--- DATASET EXCERPTS ---

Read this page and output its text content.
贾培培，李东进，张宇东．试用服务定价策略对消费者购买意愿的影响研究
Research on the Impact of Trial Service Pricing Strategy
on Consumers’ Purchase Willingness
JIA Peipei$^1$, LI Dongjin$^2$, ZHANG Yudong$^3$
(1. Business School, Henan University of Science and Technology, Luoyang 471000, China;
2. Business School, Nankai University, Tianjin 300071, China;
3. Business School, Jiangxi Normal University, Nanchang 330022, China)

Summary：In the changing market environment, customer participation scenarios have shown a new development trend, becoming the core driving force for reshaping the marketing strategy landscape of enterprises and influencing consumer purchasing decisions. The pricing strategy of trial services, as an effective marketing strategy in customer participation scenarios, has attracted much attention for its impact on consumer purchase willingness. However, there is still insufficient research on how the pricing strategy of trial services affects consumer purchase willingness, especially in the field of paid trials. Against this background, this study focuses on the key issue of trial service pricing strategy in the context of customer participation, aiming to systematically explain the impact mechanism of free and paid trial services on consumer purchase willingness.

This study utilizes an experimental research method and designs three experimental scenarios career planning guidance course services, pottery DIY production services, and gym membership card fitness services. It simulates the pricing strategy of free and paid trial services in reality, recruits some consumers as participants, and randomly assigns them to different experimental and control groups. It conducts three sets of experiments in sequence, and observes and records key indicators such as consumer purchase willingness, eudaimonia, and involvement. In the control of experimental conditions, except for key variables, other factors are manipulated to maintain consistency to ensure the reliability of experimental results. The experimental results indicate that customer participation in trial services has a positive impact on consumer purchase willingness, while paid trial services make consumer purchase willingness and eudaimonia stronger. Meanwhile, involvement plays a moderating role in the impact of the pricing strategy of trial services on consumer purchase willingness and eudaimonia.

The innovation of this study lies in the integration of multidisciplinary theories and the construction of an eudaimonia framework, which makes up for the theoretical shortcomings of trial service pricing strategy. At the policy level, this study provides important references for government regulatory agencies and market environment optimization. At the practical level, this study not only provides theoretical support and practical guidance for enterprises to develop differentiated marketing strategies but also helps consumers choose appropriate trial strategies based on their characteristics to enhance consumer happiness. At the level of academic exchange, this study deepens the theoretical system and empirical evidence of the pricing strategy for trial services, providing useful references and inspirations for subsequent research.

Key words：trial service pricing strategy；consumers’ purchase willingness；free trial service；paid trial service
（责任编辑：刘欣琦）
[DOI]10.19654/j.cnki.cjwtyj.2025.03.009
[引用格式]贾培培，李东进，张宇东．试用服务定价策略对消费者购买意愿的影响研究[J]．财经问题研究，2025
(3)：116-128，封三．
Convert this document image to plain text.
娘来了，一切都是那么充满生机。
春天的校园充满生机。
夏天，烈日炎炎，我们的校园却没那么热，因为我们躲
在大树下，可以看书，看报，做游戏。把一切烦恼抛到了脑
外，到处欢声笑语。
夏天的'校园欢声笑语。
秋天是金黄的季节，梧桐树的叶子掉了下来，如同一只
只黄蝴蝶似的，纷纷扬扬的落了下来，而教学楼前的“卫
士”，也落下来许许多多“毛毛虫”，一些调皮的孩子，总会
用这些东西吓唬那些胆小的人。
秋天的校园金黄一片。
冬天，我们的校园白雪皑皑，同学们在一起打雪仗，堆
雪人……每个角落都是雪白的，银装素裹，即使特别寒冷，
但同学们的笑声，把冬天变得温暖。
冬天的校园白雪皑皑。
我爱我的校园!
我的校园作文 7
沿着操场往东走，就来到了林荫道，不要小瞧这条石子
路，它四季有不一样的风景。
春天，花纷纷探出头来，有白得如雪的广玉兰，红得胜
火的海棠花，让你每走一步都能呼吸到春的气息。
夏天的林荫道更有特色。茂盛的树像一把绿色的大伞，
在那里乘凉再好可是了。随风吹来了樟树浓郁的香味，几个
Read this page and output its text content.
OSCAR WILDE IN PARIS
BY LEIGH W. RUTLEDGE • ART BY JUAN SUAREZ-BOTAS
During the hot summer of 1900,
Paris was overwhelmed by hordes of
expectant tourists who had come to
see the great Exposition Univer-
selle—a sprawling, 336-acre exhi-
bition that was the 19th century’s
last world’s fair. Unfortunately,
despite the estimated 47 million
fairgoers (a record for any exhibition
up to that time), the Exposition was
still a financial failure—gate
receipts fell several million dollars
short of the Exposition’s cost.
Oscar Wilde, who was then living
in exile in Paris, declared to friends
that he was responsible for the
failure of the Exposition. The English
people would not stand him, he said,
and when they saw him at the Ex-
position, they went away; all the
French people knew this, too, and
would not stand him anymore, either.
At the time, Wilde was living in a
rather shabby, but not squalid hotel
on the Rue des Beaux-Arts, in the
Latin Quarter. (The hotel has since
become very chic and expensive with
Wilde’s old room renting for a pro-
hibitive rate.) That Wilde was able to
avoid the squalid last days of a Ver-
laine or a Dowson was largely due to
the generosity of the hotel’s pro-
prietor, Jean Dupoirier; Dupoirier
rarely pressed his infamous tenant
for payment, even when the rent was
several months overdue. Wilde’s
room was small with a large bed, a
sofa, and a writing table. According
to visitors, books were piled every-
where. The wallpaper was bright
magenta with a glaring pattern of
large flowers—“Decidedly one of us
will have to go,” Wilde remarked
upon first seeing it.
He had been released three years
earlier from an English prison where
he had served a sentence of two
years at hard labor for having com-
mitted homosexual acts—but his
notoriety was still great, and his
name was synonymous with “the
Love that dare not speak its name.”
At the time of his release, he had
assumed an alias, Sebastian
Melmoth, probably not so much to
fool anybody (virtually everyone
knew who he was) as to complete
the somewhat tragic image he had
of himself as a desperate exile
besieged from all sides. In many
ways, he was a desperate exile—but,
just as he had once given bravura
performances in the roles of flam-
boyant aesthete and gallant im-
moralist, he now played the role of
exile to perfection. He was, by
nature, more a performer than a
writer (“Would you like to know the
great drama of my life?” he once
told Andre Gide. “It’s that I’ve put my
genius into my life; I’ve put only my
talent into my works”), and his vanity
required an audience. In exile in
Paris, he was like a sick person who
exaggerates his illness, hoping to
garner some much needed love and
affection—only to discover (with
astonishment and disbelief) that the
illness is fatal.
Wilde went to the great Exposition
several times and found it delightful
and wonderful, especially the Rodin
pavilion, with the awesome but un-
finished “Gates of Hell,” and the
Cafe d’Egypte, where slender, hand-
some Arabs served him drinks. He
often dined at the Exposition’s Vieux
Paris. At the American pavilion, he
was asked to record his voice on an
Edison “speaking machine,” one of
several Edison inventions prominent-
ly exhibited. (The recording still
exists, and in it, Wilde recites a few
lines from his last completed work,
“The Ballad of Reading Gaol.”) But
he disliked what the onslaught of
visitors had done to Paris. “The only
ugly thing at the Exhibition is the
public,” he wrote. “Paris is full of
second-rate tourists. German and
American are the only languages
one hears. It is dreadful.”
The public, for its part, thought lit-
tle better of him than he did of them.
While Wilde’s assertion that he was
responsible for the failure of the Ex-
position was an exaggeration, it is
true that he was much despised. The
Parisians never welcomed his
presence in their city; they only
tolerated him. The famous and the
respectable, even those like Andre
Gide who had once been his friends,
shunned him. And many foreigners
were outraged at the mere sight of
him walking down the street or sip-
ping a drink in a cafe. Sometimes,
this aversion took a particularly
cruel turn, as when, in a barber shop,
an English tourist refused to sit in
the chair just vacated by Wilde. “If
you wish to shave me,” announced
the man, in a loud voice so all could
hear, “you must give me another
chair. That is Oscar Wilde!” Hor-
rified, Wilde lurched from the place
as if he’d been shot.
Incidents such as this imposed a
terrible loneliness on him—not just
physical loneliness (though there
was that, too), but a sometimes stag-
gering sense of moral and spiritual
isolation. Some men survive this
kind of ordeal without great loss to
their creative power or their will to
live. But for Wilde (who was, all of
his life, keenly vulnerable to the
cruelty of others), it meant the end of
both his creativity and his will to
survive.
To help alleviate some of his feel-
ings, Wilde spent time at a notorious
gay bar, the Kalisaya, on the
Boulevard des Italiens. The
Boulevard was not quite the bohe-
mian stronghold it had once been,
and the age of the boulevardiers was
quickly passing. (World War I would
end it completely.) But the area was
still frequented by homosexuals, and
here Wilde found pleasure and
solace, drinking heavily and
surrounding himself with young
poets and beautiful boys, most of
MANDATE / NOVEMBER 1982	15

---

- _PROBLEM TO WORK ON_
Check each line of the records above for the string "hotel", and report every line that has it.

- _OUTPUT FOR THIS EXERCISE_
rather shabby, but not squalid hotel
Latin Quarter. (The hotel has since
the generosity of the hotel’s pro-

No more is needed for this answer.